====== Exercise data ======
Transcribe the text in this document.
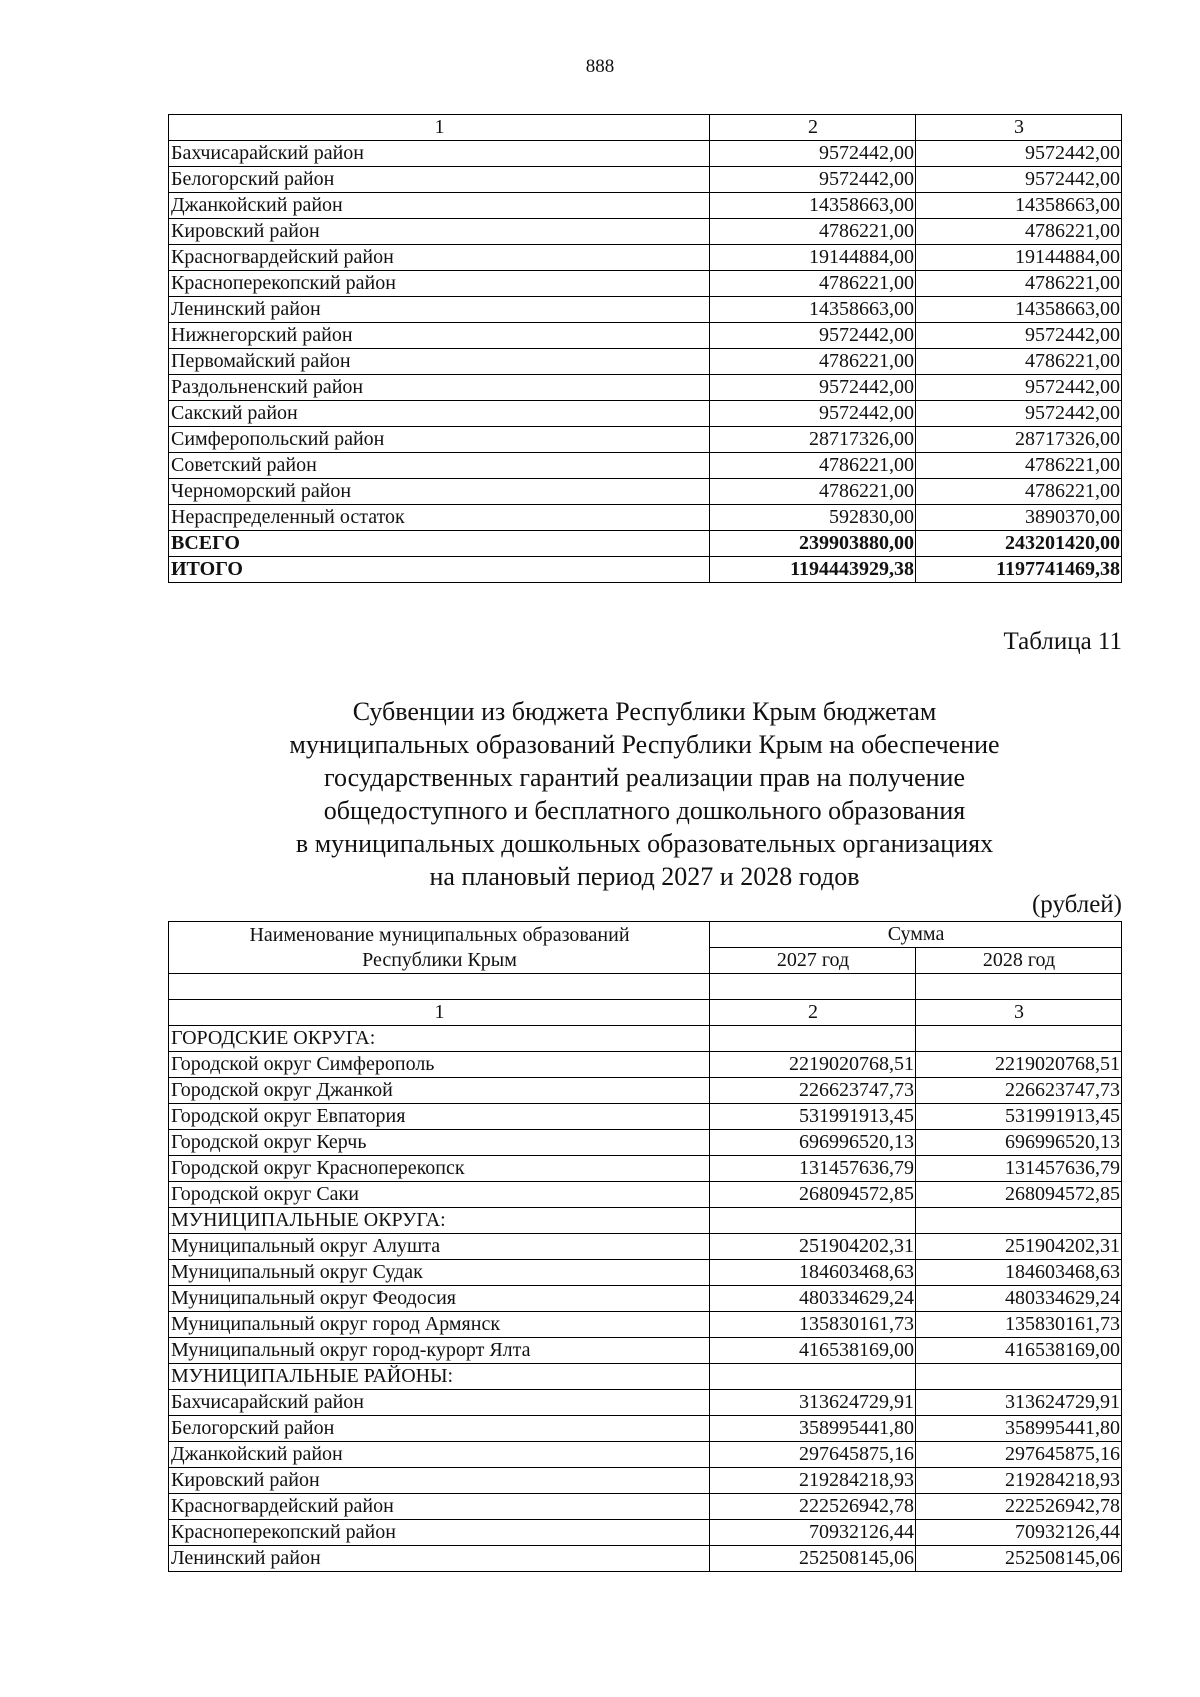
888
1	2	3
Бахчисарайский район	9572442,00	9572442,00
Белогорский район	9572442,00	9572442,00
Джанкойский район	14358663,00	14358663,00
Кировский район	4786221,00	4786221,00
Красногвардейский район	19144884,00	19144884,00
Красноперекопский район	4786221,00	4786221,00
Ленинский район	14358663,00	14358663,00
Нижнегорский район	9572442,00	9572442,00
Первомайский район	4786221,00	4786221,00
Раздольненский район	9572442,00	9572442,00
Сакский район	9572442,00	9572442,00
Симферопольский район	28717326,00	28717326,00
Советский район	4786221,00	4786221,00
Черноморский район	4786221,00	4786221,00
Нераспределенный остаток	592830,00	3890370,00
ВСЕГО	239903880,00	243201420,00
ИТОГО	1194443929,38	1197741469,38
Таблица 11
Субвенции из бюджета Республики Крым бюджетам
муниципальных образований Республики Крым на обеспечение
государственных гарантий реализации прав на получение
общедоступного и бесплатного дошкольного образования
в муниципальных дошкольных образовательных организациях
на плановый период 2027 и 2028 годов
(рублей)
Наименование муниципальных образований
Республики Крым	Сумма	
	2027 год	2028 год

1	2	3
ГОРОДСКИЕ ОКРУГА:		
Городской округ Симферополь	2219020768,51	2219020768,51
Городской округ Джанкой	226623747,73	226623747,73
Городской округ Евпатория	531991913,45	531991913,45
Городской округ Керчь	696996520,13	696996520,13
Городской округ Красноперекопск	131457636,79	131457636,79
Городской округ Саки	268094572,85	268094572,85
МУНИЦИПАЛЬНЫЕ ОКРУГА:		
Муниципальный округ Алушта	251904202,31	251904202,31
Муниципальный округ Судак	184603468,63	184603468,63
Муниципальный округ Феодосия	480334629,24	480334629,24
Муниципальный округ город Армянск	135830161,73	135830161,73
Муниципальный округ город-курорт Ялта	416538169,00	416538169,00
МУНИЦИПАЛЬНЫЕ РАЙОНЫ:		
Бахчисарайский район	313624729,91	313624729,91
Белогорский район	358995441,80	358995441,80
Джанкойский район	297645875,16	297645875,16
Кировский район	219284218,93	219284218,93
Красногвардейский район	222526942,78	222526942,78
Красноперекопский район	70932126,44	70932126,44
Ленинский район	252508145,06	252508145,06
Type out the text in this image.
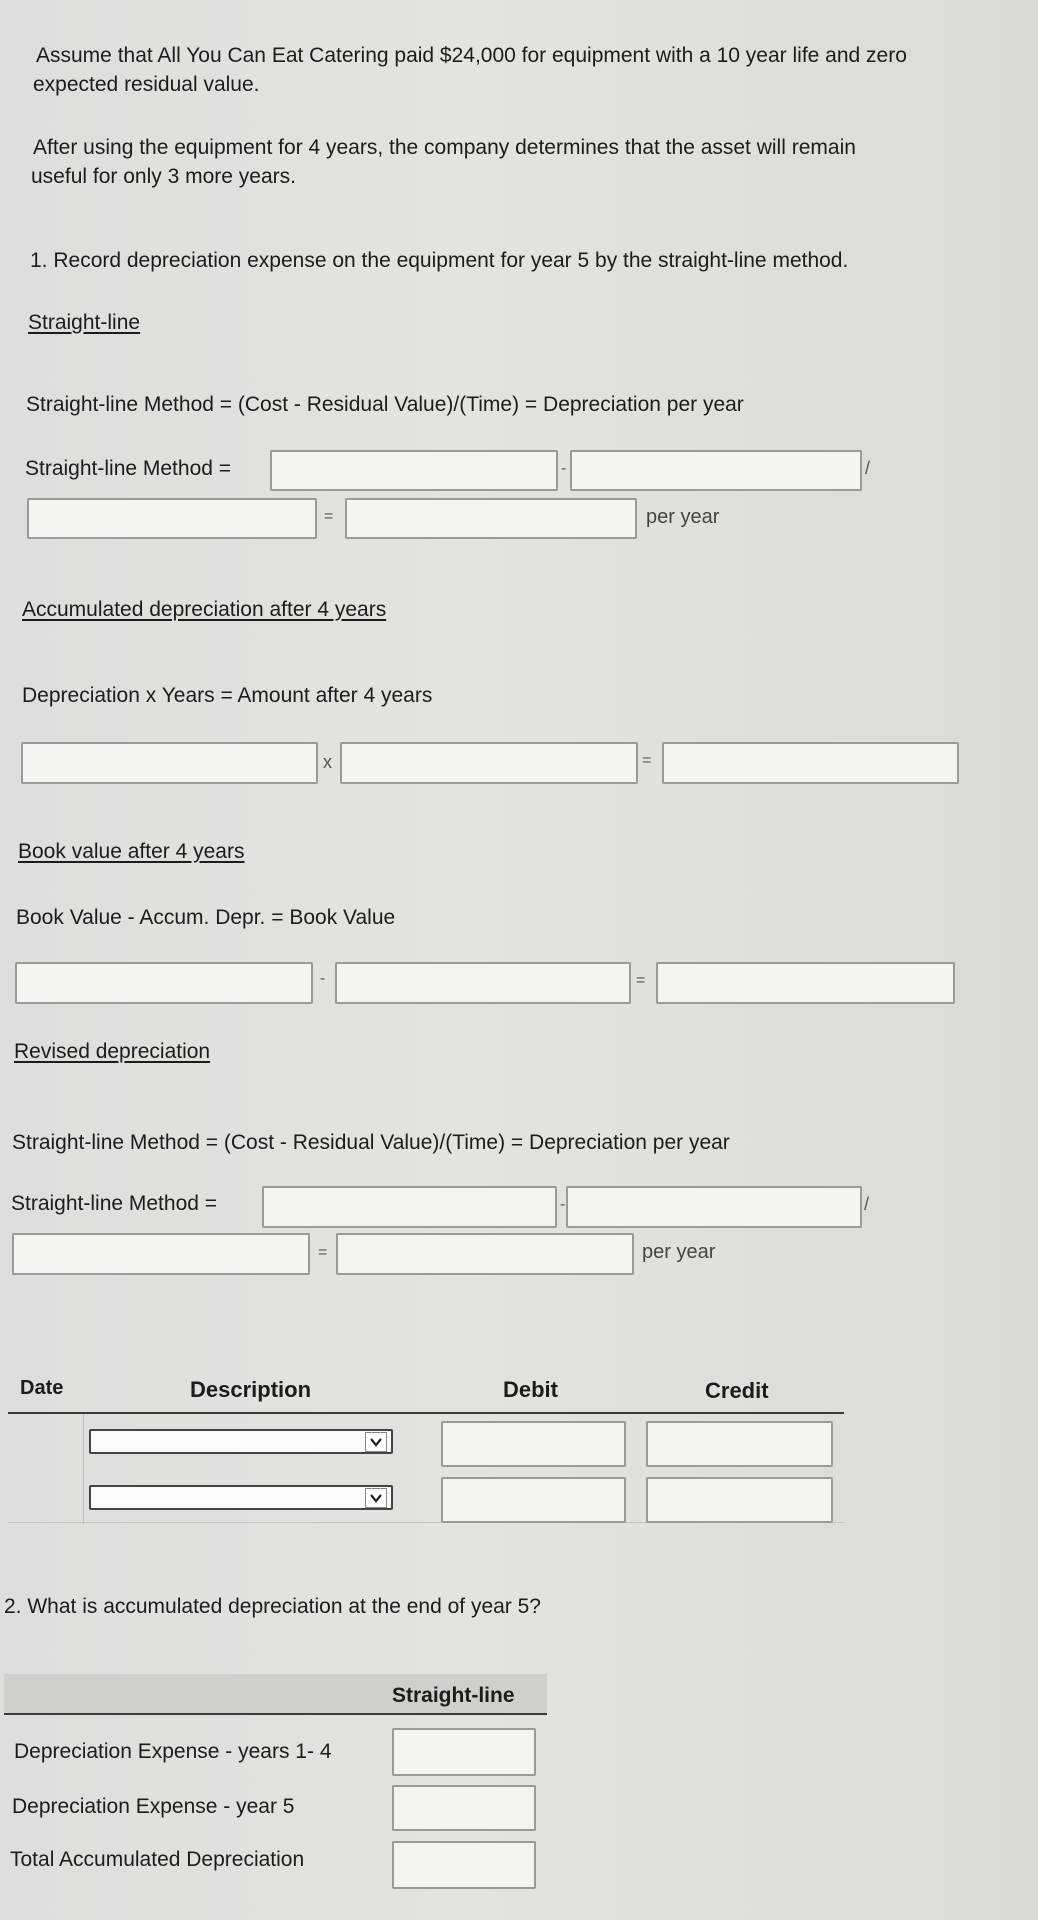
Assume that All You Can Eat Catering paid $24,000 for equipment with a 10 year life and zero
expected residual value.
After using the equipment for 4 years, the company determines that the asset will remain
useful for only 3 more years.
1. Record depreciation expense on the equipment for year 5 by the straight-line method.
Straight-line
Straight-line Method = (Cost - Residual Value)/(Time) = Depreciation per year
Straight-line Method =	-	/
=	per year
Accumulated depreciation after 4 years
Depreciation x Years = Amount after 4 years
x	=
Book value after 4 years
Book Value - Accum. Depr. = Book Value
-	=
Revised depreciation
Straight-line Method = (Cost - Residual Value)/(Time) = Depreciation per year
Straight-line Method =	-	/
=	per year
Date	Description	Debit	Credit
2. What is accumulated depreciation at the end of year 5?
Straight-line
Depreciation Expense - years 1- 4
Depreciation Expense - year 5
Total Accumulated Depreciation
======
→ **What is needed**
Copy every line of the listing where the word "Красноперекопский" appears.

→ **Solution to this exercise**
Красноперекопский район	4786221,00	4786221,00
Красноперекопский район	70932126,44	70932126,44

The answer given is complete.